-- begin Material for this exercise --

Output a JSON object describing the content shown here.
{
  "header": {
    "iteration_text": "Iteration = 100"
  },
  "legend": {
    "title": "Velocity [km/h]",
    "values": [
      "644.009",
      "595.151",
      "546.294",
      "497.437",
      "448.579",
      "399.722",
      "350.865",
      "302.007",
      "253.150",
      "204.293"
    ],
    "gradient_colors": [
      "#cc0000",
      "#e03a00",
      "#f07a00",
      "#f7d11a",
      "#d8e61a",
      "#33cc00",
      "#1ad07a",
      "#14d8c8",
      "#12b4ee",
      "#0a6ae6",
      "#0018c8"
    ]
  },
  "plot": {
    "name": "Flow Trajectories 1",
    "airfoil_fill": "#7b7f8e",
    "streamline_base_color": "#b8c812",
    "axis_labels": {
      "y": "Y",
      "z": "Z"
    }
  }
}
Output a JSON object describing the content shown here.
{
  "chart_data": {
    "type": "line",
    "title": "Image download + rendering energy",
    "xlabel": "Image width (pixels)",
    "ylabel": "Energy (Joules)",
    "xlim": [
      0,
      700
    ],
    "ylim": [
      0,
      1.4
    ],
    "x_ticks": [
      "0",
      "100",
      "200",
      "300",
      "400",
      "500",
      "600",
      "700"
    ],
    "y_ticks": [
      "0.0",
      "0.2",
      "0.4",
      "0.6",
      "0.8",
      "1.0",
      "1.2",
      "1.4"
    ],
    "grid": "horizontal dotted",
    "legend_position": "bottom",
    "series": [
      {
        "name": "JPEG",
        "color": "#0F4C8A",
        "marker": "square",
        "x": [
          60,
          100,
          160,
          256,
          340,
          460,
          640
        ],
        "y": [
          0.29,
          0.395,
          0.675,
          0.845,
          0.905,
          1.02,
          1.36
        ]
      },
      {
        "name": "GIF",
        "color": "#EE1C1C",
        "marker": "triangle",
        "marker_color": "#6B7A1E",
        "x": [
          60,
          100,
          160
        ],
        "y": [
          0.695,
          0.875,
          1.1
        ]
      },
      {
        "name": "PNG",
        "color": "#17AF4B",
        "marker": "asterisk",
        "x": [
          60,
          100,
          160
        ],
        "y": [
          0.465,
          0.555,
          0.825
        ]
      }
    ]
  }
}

-- end Material for this exercise --

#### What the task asks
The lines to collect are those holding the string "Image"; copy them all.

#### Worked solution
    "title": "Image download + rendering energy",
    "xlabel": "Image width (pixels)",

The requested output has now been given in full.